AIM OF THE EXERCISE:
Hunt for the word "Internet" across the entries below, copying each line that holds it.

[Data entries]
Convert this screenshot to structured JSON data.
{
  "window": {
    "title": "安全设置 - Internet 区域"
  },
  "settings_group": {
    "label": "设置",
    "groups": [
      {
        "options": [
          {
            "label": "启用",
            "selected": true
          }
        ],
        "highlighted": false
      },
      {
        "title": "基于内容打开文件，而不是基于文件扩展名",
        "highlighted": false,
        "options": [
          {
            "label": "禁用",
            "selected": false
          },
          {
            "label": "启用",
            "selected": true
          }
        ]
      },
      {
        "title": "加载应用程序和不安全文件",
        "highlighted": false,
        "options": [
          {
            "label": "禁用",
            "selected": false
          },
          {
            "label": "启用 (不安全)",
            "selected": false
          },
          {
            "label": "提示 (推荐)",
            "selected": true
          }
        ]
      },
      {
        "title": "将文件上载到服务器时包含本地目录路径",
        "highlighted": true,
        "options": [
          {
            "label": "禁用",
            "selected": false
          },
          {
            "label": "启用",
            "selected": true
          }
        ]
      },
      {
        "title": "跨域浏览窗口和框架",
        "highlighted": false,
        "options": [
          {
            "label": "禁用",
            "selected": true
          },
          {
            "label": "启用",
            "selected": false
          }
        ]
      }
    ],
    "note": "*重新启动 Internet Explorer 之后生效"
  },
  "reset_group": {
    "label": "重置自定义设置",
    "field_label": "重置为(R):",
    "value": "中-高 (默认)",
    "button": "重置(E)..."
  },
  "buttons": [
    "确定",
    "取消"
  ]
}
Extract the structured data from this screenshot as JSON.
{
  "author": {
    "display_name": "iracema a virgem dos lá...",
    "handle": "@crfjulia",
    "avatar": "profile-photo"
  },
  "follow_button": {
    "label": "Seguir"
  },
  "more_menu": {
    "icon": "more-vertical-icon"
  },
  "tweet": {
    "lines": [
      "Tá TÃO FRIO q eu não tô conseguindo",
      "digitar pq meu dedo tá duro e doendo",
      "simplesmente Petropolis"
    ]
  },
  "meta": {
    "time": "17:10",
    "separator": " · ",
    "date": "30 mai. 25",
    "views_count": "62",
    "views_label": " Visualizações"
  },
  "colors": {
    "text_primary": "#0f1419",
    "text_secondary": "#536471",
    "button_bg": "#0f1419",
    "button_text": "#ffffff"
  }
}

* * *

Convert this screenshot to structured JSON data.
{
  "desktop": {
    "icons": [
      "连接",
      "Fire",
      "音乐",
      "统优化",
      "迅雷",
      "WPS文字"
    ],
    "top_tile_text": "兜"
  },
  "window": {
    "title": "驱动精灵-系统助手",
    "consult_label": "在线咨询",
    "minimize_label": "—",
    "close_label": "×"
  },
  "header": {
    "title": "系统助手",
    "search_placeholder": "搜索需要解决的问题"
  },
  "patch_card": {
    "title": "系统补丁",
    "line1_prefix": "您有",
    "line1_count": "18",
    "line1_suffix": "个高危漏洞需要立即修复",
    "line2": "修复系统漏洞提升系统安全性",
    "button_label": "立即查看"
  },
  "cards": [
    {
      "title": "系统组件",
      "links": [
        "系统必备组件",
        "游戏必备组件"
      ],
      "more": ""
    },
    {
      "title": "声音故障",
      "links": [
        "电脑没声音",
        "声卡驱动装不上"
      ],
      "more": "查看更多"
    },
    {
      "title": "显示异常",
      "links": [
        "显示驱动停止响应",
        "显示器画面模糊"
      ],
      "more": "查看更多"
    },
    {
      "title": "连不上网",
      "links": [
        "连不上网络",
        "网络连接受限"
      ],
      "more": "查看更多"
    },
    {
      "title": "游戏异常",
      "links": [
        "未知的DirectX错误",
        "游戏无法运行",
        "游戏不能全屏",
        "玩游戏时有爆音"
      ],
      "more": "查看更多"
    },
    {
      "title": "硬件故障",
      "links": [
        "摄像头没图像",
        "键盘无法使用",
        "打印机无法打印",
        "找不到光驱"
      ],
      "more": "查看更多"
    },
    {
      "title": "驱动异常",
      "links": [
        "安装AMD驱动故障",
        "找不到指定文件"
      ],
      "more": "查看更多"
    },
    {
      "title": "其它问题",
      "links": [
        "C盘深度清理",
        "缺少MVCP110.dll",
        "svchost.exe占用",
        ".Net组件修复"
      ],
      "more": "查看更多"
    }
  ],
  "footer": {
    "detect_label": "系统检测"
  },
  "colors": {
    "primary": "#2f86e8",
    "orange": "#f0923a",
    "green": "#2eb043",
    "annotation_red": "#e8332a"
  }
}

ANSWER TO THIS TASK:
    "title": "安全设置 - Internet 区域"
    "note": "*重新启动 Internet Explorer 之后生效"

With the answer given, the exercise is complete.